[Stored items]
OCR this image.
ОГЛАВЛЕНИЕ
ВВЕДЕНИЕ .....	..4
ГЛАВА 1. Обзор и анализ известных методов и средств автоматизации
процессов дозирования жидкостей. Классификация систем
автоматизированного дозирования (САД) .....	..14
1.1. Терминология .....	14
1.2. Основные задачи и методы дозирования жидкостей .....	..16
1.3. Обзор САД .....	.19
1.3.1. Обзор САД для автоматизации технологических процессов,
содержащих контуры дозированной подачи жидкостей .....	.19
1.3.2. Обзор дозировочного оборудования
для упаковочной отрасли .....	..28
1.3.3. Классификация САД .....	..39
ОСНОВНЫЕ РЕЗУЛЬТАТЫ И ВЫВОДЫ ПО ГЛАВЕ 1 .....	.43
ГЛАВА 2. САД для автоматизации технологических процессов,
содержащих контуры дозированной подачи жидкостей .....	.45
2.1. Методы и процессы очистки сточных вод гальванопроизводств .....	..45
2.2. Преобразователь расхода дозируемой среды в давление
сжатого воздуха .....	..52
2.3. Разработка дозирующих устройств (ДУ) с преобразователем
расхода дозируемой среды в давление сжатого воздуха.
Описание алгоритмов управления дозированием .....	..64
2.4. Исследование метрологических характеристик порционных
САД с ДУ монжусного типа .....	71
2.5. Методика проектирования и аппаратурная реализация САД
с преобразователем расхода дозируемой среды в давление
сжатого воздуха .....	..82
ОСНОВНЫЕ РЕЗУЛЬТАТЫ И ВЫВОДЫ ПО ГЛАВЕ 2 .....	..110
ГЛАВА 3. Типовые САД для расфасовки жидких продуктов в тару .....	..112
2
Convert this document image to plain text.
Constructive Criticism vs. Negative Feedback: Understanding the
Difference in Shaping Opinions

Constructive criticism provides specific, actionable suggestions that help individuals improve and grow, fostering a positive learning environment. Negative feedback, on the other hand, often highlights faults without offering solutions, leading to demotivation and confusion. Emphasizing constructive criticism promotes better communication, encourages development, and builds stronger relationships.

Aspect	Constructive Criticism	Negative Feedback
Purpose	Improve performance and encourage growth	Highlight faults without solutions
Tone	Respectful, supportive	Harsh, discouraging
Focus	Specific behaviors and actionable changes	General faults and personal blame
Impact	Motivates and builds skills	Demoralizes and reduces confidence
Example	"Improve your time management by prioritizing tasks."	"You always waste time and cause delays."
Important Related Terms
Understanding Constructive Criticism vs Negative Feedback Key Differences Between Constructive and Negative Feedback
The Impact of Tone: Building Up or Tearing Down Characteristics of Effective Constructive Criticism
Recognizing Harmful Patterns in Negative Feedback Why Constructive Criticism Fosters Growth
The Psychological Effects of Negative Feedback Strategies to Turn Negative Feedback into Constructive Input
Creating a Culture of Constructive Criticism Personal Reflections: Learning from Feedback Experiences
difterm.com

:: WORK REQUIRED ::
Copy out every line of the data above, exactly as given.

:: THE RESULT ::
OCR this image.
ОГЛАВЛЕНИЕ
ВВЕДЕНИЕ .....	..4
ГЛАВА 1. Обзор и анализ известных методов и средств автоматизации
процессов дозирования жидкостей. Классификация систем
автоматизированного дозирования (САД) .....	..14
1.1. Терминология .....	14
1.2. Основные задачи и методы дозирования жидкостей .....	..16
1.3. Обзор САД .....	.19
1.3.1. Обзор САД для автоматизации технологических процессов,
содержащих контуры дозированной подачи жидкостей .....	.19
1.3.2. Обзор дозировочного оборудования
для упаковочной отрасли .....	..28
1.3.3. Классификация САД .....	..39
ОСНОВНЫЕ РЕЗУЛЬТАТЫ И ВЫВОДЫ ПО ГЛАВЕ 1 .....	.43
ГЛАВА 2. САД для автоматизации технологических процессов,
содержащих контуры дозированной подачи жидкостей .....	.45
2.1. Методы и процессы очистки сточных вод гальванопроизводств .....	..45
2.2. Преобразователь расхода дозируемой среды в давление
сжатого воздуха .....	..52
2.3. Разработка дозирующих устройств (ДУ) с преобразователем
расхода дозируемой среды в давление сжатого воздуха.
Описание алгоритмов управления дозированием .....	..64
2.4. Исследование метрологических характеристик порционных
САД с ДУ монжусного типа .....	71
2.5. Методика проектирования и аппаратурная реализация САД
с преобразователем расхода дозируемой среды в давление
сжатого воздуха .....	..82
ОСНОВНЫЕ РЕЗУЛЬТАТЫ И ВЫВОДЫ ПО ГЛАВЕ 2 .....	..110
ГЛАВА 3. Типовые САД для расфасовки жидких продуктов в тару .....	..112
2
Convert this document image to plain text.
Constructive Criticism vs. Negative Feedback: Understanding the
Difference in Shaping Opinions

Constructive criticism provides specific, actionable suggestions that help individuals improve and grow, fostering a positive learning environment. Negative feedback, on the other hand, often highlights faults without offering solutions, leading to demotivation and confusion. Emphasizing constructive criticism promotes better communication, encourages development, and builds stronger relationships.

Aspect	Constructive Criticism	Negative Feedback
Purpose	Improve performance and encourage growth	Highlight faults without solutions
Tone	Respectful, supportive	Harsh, discouraging
Focus	Specific behaviors and actionable changes	General faults and personal blame
Impact	Motivates and builds skills	Demoralizes and reduces confidence
Example	"Improve your time management by prioritizing tasks."	"You always waste time and cause delays."
Important Related Terms
Understanding Constructive Criticism vs Negative Feedback Key Differences Between Constructive and Negative Feedback
The Impact of Tone: Building Up or Tearing Down Characteristics of Effective Constructive Criticism
Recognizing Harmful Patterns in Negative Feedback Why Constructive Criticism Fosters Growth
The Psychological Effects of Negative Feedback Strategies to Turn Negative Feedback into Constructive Input
Creating a Culture of Constructive Criticism Personal Reflections: Learning from Feedback Experiences
difterm.com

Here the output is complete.